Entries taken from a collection
——

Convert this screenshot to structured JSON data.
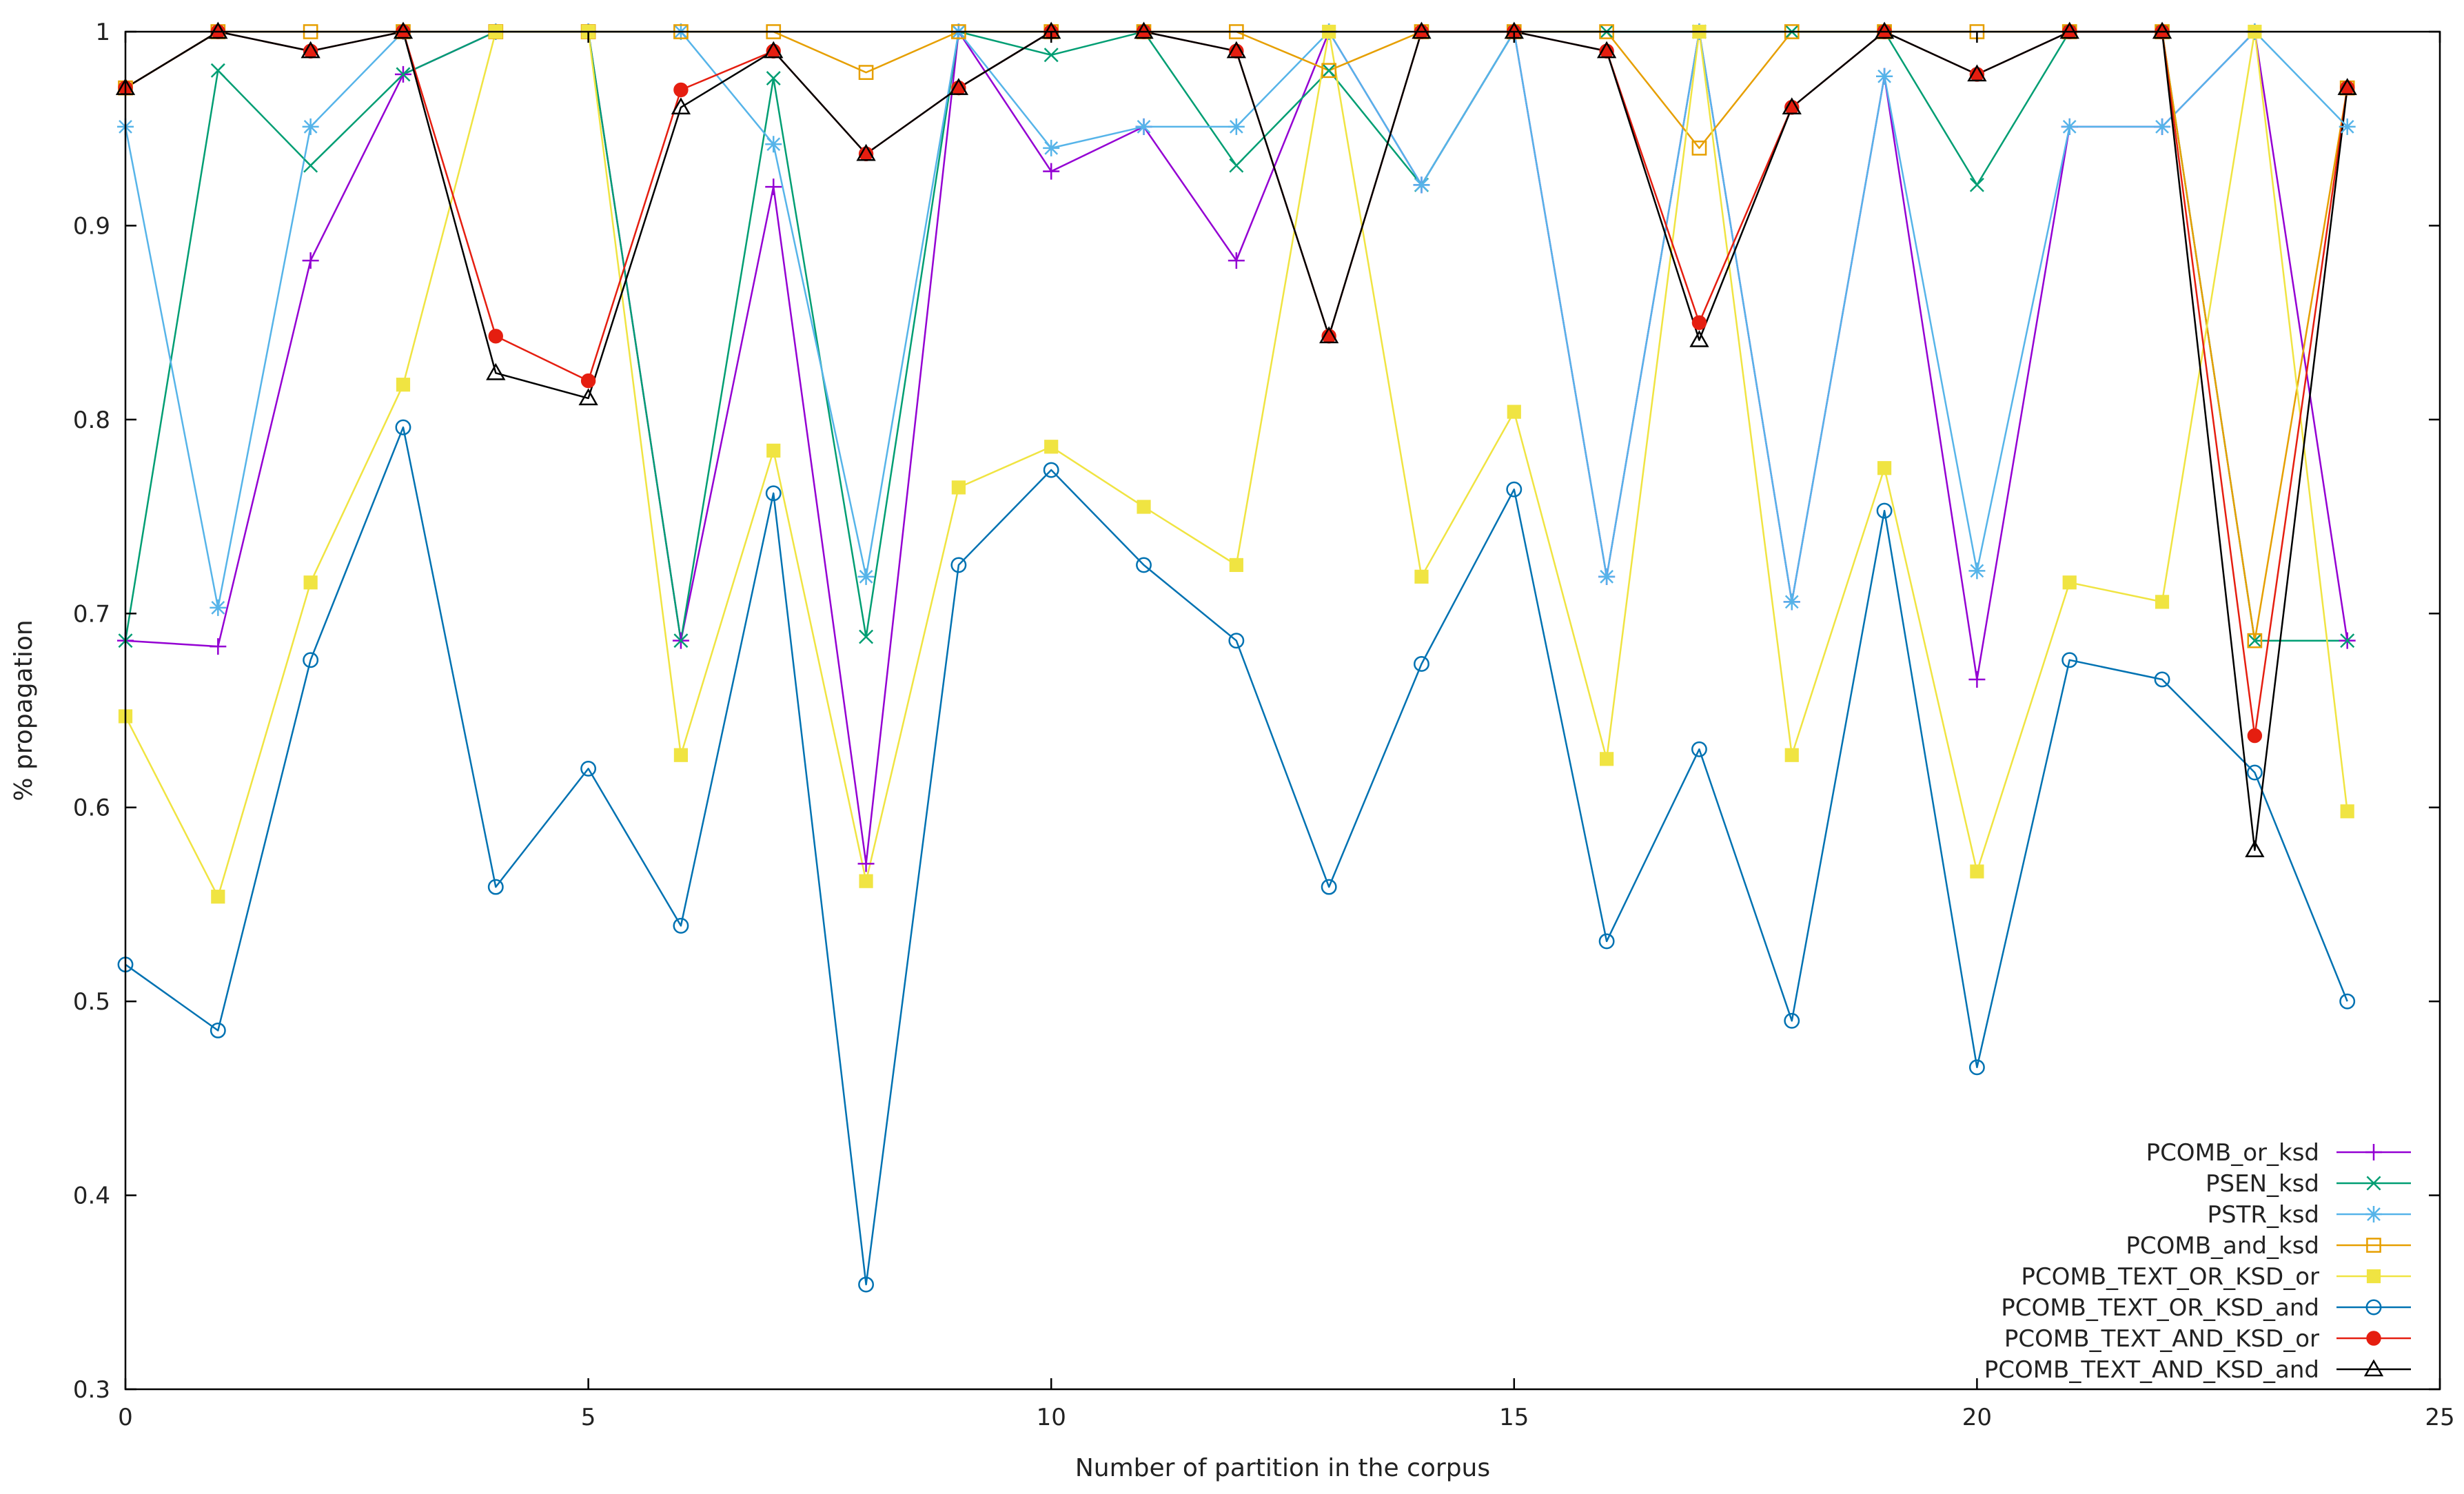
{
  "chart_data": {
    "type": "line",
    "title": "",
    "xlabel": "Number of partition in the corpus",
    "ylabel": "% propagation",
    "xlim": [
      0,
      25
    ],
    "ylim": [
      0.3,
      1
    ],
    "xticks": [
      0,
      5,
      10,
      15,
      20,
      25
    ],
    "yticks": [
      0.3,
      0.4,
      0.5,
      0.6,
      0.7,
      0.8,
      0.9,
      1
    ],
    "xtick_labels": [
      "0",
      "5",
      "10",
      "15",
      "20",
      "25"
    ],
    "ytick_labels": [
      "0.3",
      "0.4",
      "0.5",
      "0.6",
      "0.7",
      "0.8",
      "0.9",
      "1"
    ],
    "grid": false,
    "legend_position": "bottom-right",
    "x": [
      0,
      1,
      2,
      3,
      4,
      5,
      6,
      7,
      8,
      9,
      10,
      11,
      12,
      13,
      14,
      15,
      16,
      17,
      18,
      19,
      20,
      21,
      22,
      23,
      24
    ],
    "series": [
      {
        "name": "PCOMB_or_ksd",
        "color": "#9400d3",
        "marker": "plus",
        "values": [
          0.686,
          0.683,
          0.882,
          0.978,
          1.0,
          1.0,
          0.686,
          0.92,
          0.571,
          1.0,
          0.928,
          0.951,
          0.882,
          1.0,
          0.921,
          1.0,
          0.719,
          1.0,
          0.706,
          0.977,
          0.666,
          0.951,
          0.951,
          1.0,
          0.686
        ]
      },
      {
        "name": "PSEN_ksd",
        "color": "#009e73",
        "marker": "cross",
        "values": [
          0.686,
          0.98,
          0.931,
          0.978,
          1.0,
          1.0,
          0.686,
          0.976,
          0.688,
          1.0,
          0.988,
          1.0,
          0.931,
          0.98,
          0.921,
          1.0,
          1.0,
          1.0,
          1.0,
          1.0,
          0.921,
          1.0,
          1.0,
          0.686,
          0.686
        ]
      },
      {
        "name": "PSTR_ksd",
        "color": "#56b4e9",
        "marker": "star",
        "values": [
          0.951,
          0.703,
          0.951,
          1.0,
          1.0,
          1.0,
          1.0,
          0.942,
          0.719,
          1.0,
          0.94,
          0.951,
          0.951,
          1.0,
          0.921,
          1.0,
          0.719,
          1.0,
          0.706,
          0.977,
          0.722,
          0.951,
          0.951,
          1.0,
          0.951
        ]
      },
      {
        "name": "PCOMB_and_ksd",
        "color": "#e69f00",
        "marker": "square-open",
        "values": [
          0.971,
          1.0,
          1.0,
          1.0,
          1.0,
          1.0,
          1.0,
          1.0,
          0.979,
          1.0,
          1.0,
          1.0,
          1.0,
          0.98,
          1.0,
          1.0,
          1.0,
          0.94,
          1.0,
          1.0,
          1.0,
          1.0,
          1.0,
          0.686,
          0.971
        ]
      },
      {
        "name": "PCOMB_TEXT_OR_KSD_or",
        "color": "#f0e442",
        "marker": "square-filled",
        "values": [
          0.647,
          0.554,
          0.716,
          0.818,
          1.0,
          1.0,
          0.627,
          0.784,
          0.562,
          0.765,
          0.786,
          0.755,
          0.725,
          1.0,
          0.719,
          0.804,
          0.625,
          1.0,
          0.627,
          0.775,
          0.567,
          0.716,
          0.706,
          1.0,
          0.598
        ]
      },
      {
        "name": "PCOMB_TEXT_OR_KSD_and",
        "color": "#0072b2",
        "marker": "circle-open",
        "values": [
          0.519,
          0.485,
          0.676,
          0.796,
          0.559,
          0.62,
          0.539,
          0.762,
          0.354,
          0.725,
          0.774,
          0.725,
          0.686,
          0.559,
          0.674,
          0.764,
          0.531,
          0.63,
          0.49,
          0.753,
          0.466,
          0.676,
          0.666,
          0.618,
          0.5
        ]
      },
      {
        "name": "PCOMB_TEXT_AND_KSD_or",
        "color": "#e51e10",
        "marker": "circle-filled",
        "values": [
          0.971,
          1.0,
          0.99,
          1.0,
          0.843,
          0.82,
          0.97,
          0.99,
          0.937,
          0.971,
          1.0,
          1.0,
          0.99,
          0.843,
          1.0,
          1.0,
          0.99,
          0.85,
          0.961,
          1.0,
          0.978,
          1.0,
          1.0,
          0.637,
          0.971
        ]
      },
      {
        "name": "PCOMB_TEXT_AND_KSD_and",
        "color": "#000000",
        "marker": "triangle-open",
        "values": [
          0.971,
          1.0,
          0.99,
          1.0,
          0.824,
          0.811,
          0.961,
          0.99,
          0.937,
          0.971,
          1.0,
          1.0,
          0.99,
          0.843,
          1.0,
          1.0,
          0.99,
          0.841,
          0.961,
          1.0,
          0.978,
          1.0,
          1.0,
          0.578,
          0.971
        ]
      }
    ]
  }
}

——

→ What to work on:
Your copy should repeat each entry above exactly but contain no pictures.

→ The response:
Convert this screenshot to structured JSON data.
{
  "chart_data": {
    "type": "line",
    "title": "",
    "xlabel": "Number of partition in the corpus",
    "ylabel": "% propagation",
    "xlim": [
      0,
      25
    ],
    "ylim": [
      0.3,
      1
    ],
    "xticks": [
      0,
      5,
      10,
      15,
      20,
      25
    ],
    "yticks": [
      0.3,
      0.4,
      0.5,
      0.6,
      0.7,
      0.8,
      0.9,
      1
    ],
    "xtick_labels": [
      "0",
      "5",
      "10",
      "15",
      "20",
      "25"
    ],
    "ytick_labels": [
      "0.3",
      "0.4",
      "0.5",
      "0.6",
      "0.7",
      "0.8",
      "0.9",
      "1"
    ],
    "grid": false,
    "legend_position": "bottom-right",
    "x": [
      0,
      1,
      2,
      3,
      4,
      5,
      6,
      7,
      8,
      9,
      10,
      11,
      12,
      13,
      14,
      15,
      16,
      17,
      18,
      19,
      20,
      21,
      22,
      23,
      24
    ],
    "series": [
      {
        "name": "PCOMB_or_ksd",
        "color": "#9400d3",
        "marker": "plus",
        "values": [
          0.686,
          0.683,
          0.882,
          0.978,
          1.0,
          1.0,
          0.686,
          0.92,
          0.571,
          1.0,
          0.928,
          0.951,
          0.882,
          1.0,
          0.921,
          1.0,
          0.719,
          1.0,
          0.706,
          0.977,
          0.666,
          0.951,
          0.951,
          1.0,
          0.686
        ]
      },
      {
        "name": "PSEN_ksd",
        "color": "#009e73",
        "marker": "cross",
        "values": [
          0.686,
          0.98,
          0.931,
          0.978,
          1.0,
          1.0,
          0.686,
          0.976,
          0.688,
          1.0,
          0.988,
          1.0,
          0.931,
          0.98,
          0.921,
          1.0,
          1.0,
          1.0,
          1.0,
          1.0,
          0.921,
          1.0,
          1.0,
          0.686,
          0.686
        ]
      },
      {
        "name": "PSTR_ksd",
        "color": "#56b4e9",
        "marker": "star",
        "values": [
          0.951,
          0.703,
          0.951,
          1.0,
          1.0,
          1.0,
          1.0,
          0.942,
          0.719,
          1.0,
          0.94,
          0.951,
          0.951,
          1.0,
          0.921,
          1.0,
          0.719,
          1.0,
          0.706,
          0.977,
          0.722,
          0.951,
          0.951,
          1.0,
          0.951
        ]
      },
      {
        "name": "PCOMB_and_ksd",
        "color": "#e69f00",
        "marker": "square-open",
        "values": [
          0.971,
          1.0,
          1.0,
          1.0,
          1.0,
          1.0,
          1.0,
          1.0,
          0.979,
          1.0,
          1.0,
          1.0,
          1.0,
          0.98,
          1.0,
          1.0,
          1.0,
          0.94,
          1.0,
          1.0,
          1.0,
          1.0,
          1.0,
          0.686,
          0.971
        ]
      },
      {
        "name": "PCOMB_TEXT_OR_KSD_or",
        "color": "#f0e442",
        "marker": "square-filled",
        "values": [
          0.647,
          0.554,
          0.716,
          0.818,
          1.0,
          1.0,
          0.627,
          0.784,
          0.562,
          0.765,
          0.786,
          0.755,
          0.725,
          1.0,
          0.719,
          0.804,
          0.625,
          1.0,
          0.627,
          0.775,
          0.567,
          0.716,
          0.706,
          1.0,
          0.598
        ]
      },
      {
        "name": "PCOMB_TEXT_OR_KSD_and",
        "color": "#0072b2",
        "marker": "circle-open",
        "values": [
          0.519,
          0.485,
          0.676,
          0.796,
          0.559,
          0.62,
          0.539,
          0.762,
          0.354,
          0.725,
          0.774,
          0.725,
          0.686,
          0.559,
          0.674,
          0.764,
          0.531,
          0.63,
          0.49,
          0.753,
          0.466,
          0.676,
          0.666,
          0.618,
          0.5
        ]
      },
      {
        "name": "PCOMB_TEXT_AND_KSD_or",
        "color": "#e51e10",
        "marker": "circle-filled",
        "values": [
          0.971,
          1.0,
          0.99,
          1.0,
          0.843,
          0.82,
          0.97,
          0.99,
          0.937,
          0.971,
          1.0,
          1.0,
          0.99,
          0.843,
          1.0,
          1.0,
          0.99,
          0.85,
          0.961,
          1.0,
          0.978,
          1.0,
          1.0,
          0.637,
          0.971
        ]
      },
      {
        "name": "PCOMB_TEXT_AND_KSD_and",
        "color": "#000000",
        "marker": "triangle-open",
        "values": [
          0.971,
          1.0,
          0.99,
          1.0,
          0.824,
          0.811,
          0.961,
          0.99,
          0.937,
          0.971,
          1.0,
          1.0,
          0.99,
          0.843,
          1.0,
          1.0,
          0.99,
          0.841,
          0.961,
          1.0,
          0.978,
          1.0,
          1.0,
          0.578,
          0.971
        ]
      }
    ]
  }
}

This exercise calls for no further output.